Dataset excerpts start

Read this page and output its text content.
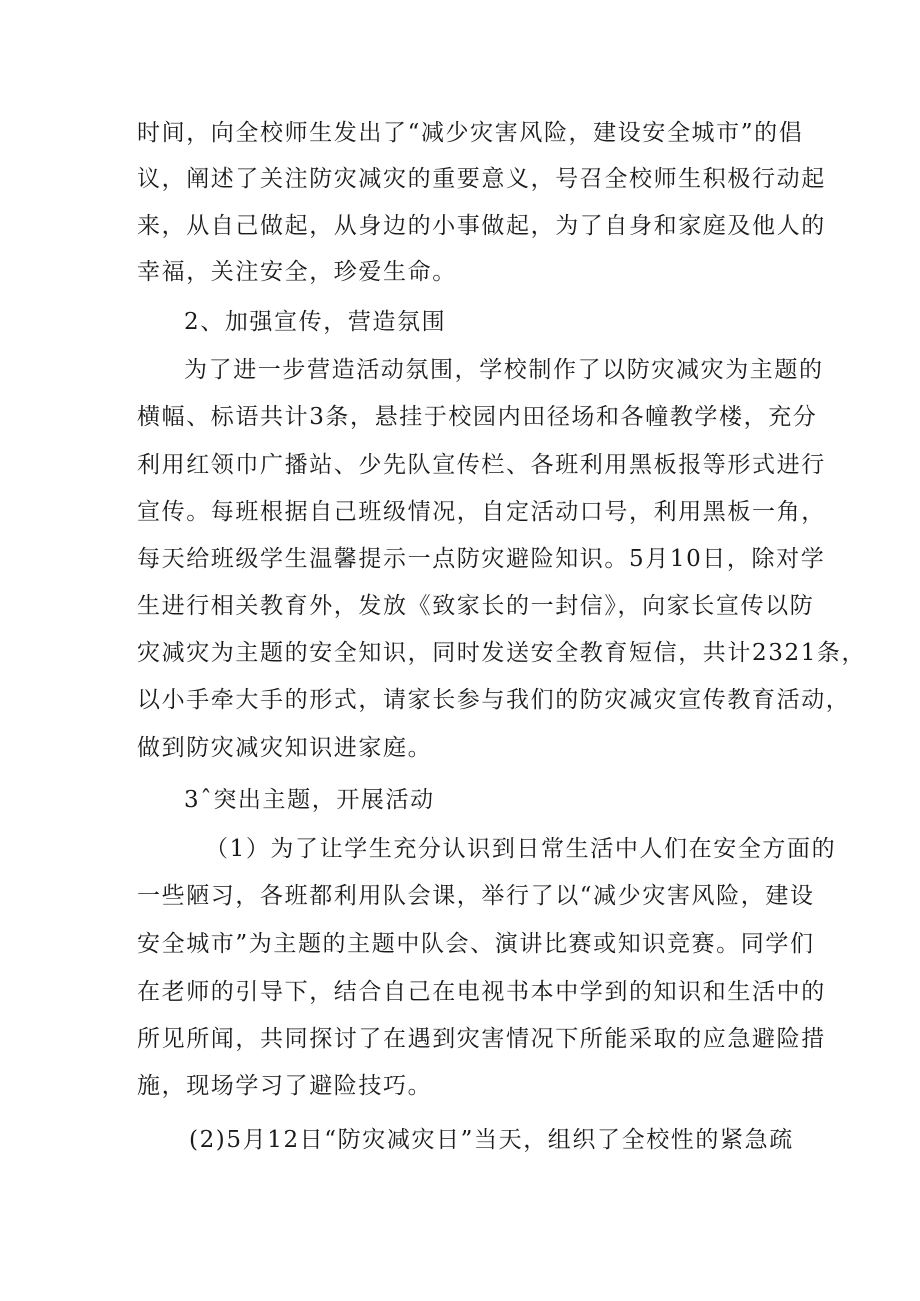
时间，向全校师生发出了“减少灾害风险，建设安全城市”的倡
议，阐述了关注防灾减灾的重要意义，号召全校师生积极行动起
来，从自己做起，从身边的小事做起，为了自身和家庭及他人的
幸福，关注安全，珍爱生命。
2、加强宣传，营造氛围
为了进一步营造活动氛围，学校制作了以防灾减灾为主题的
横幅、标语共计3条，悬挂于校园内田径场和各幢教学楼，充分
利用红领巾广播站、少先队宣传栏、各班利用黑板报等形式进行
宣传。每班根据自己班级情况，自定活动口号，利用黑板一角，
每天给班级学生温馨提示一点防灾避险知识。5月10日，除对学
生进行相关教育外，发放《致家长的一封信》，向家长宣传以防
灾减灾为主题的安全知识，同时发送安全教育短信，共计2321条，
以小手牵大手的形式，请家长参与我们的防灾减灾宣传教育活动，
做到防灾减灾知识进家庭。
3ˆ突出主题，开展活动
（1）为了让学生充分认识到日常生活中人们在安全方面的
一些陋习，各班都利用队会课，举行了以“减少灾害风险，建设
安全城市”为主题的主题中队会、演讲比赛或知识竞赛。同学们
在老师的引导下，结合自己在电视书本中学到的知识和生活中的
所见所闻，共同探讨了在遇到灾害情况下所能采取的应急避险措
施，现场学习了避险技巧。
(2)5月12日“防灾减灾日”当天，组织了全校性的紧急疏
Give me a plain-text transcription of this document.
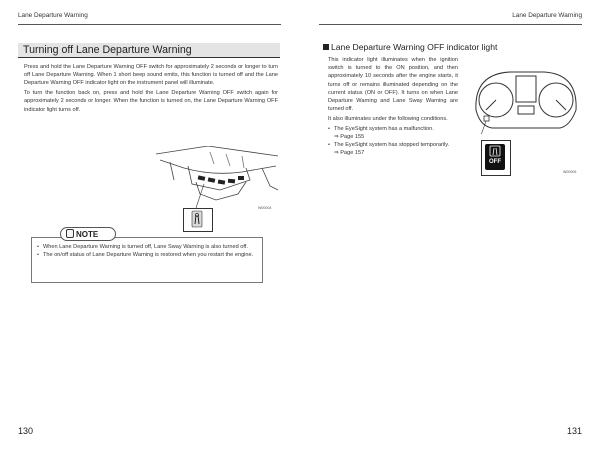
Lane Departure Warning	Lane Departure Warning
Turning off Lane Departure Warning

Press and hold the Lane Departure Warning OFF switch for approximately 2 seconds or longer to turn off Lane Departure Warning. When 1 short beep sound emits, this function is turned off and the Lane Departure Warning OFF indicator light on the instrument panel will illuminate.

To turn the function back on, press and hold the Lane Departure Warning OFF switch again for approximately 2 seconds or longer. When the function is turned on, the Lane Departure Warning OFF indicator light turns off.

W00004
NOTE
• When Lane Departure Warning is turned off, Lane Sway Warning is also turned off.
• The on/off status of Lane Departure Warning is restored when you restart the engine.
130
Lane Departure Warning OFF indicator light

This indicator light illuminates when the ignition switch is turned to the ON position, and then approximately 10 seconds after the engine starts, it turns off or remains illuminated depending on the current status (ON or OFF). It turns on when Lane Departure Warning and Lane Sway Warning are turned off.

It also illuminates under the following conditions.

• The EyeSight system has a malfunction.
⇒ Page 155
• The EyeSight system has stopped temporarily.
⇒ Page 157
OFF
W00005
131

Dataset excerpts end

_Job_
Leave the images out, please, and restate each line word for word.

_Response to this exercise_
Read this page and output its text content.
时间，向全校师生发出了“减少灾害风险，建设安全城市”的倡
议，阐述了关注防灾减灾的重要意义，号召全校师生积极行动起
来，从自己做起，从身边的小事做起，为了自身和家庭及他人的
幸福，关注安全，珍爱生命。
2、加强宣传，营造氛围
为了进一步营造活动氛围，学校制作了以防灾减灾为主题的
横幅、标语共计3条，悬挂于校园内田径场和各幢教学楼，充分
利用红领巾广播站、少先队宣传栏、各班利用黑板报等形式进行
宣传。每班根据自己班级情况，自定活动口号，利用黑板一角，
每天给班级学生温馨提示一点防灾避险知识。5月10日，除对学
生进行相关教育外，发放《致家长的一封信》，向家长宣传以防
灾减灾为主题的安全知识，同时发送安全教育短信，共计2321条，
以小手牵大手的形式，请家长参与我们的防灾减灾宣传教育活动，
做到防灾减灾知识进家庭。
3ˆ突出主题，开展活动
（1）为了让学生充分认识到日常生活中人们在安全方面的
一些陋习，各班都利用队会课，举行了以“减少灾害风险，建设
安全城市”为主题的主题中队会、演讲比赛或知识竞赛。同学们
在老师的引导下，结合自己在电视书本中学到的知识和生活中的
所见所闻，共同探讨了在遇到灾害情况下所能采取的应急避险措
施，现场学习了避险技巧。
(2)5月12日“防灾减灾日”当天，组织了全校性的紧急疏
Give me a plain-text transcription of this document.
Lane Departure Warning	Lane Departure Warning
Turning off Lane Departure Warning

Press and hold the Lane Departure Warning OFF switch for approximately 2 seconds or longer to turn off Lane Departure Warning. When 1 short beep sound emits, this function is turned off and the Lane Departure Warning OFF indicator light on the instrument panel will illuminate.

To turn the function back on, press and hold the Lane Departure Warning OFF switch again for approximately 2 seconds or longer. When the function is turned on, the Lane Departure Warning OFF indicator light turns off.

W00004
NOTE
• When Lane Departure Warning is turned off, Lane Sway Warning is also turned off.
• The on/off status of Lane Departure Warning is restored when you restart the engine.
130
Lane Departure Warning OFF indicator light

This indicator light illuminates when the ignition switch is turned to the ON position, and then approximately 10 seconds after the engine starts, it turns off or remains illuminated depending on the current status (ON or OFF). It turns on when Lane Departure Warning and Lane Sway Warning are turned off.

It also illuminates under the following conditions.

• The EyeSight system has a malfunction.
⇒ Page 155
• The EyeSight system has stopped temporarily.
⇒ Page 157
OFF
W00005
131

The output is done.